-- BEGIN --

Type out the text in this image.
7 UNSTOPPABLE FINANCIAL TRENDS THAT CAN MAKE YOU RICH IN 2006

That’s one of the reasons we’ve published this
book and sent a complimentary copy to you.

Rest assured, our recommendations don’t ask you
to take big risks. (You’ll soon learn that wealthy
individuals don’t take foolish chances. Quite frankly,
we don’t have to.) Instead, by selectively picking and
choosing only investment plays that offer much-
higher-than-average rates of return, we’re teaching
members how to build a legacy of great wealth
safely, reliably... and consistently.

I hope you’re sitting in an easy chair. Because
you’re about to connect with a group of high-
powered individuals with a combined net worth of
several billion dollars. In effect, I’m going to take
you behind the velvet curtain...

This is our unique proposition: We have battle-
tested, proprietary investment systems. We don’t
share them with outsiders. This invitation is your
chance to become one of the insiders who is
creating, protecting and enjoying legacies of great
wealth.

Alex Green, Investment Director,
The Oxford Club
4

-- END --

## AIM OF THE TASK:
Repeat the material above exactly.

## FINISHED ANSWER:
Type out the text in this image.
7 UNSTOPPABLE FINANCIAL TRENDS THAT CAN MAKE YOU RICH IN 2006

That’s one of the reasons we’ve published this
book and sent a complimentary copy to you.

Rest assured, our recommendations don’t ask you
to take big risks. (You’ll soon learn that wealthy
individuals don’t take foolish chances. Quite frankly,
we don’t have to.) Instead, by selectively picking and
choosing only investment plays that offer much-
higher-than-average rates of return, we’re teaching
members how to build a legacy of great wealth
safely, reliably... and consistently.

I hope you’re sitting in an easy chair. Because
you’re about to connect with a group of high-
powered individuals with a combined net worth of
several billion dollars. In effect, I’m going to take
you behind the velvet curtain...

This is our unique proposition: We have battle-
tested, proprietary investment systems. We don’t
share them with outsiders. This invitation is your
chance to become one of the insiders who is
creating, protecting and enjoying legacies of great
wealth.

Alex Green, Investment Director,
The Oxford Club
4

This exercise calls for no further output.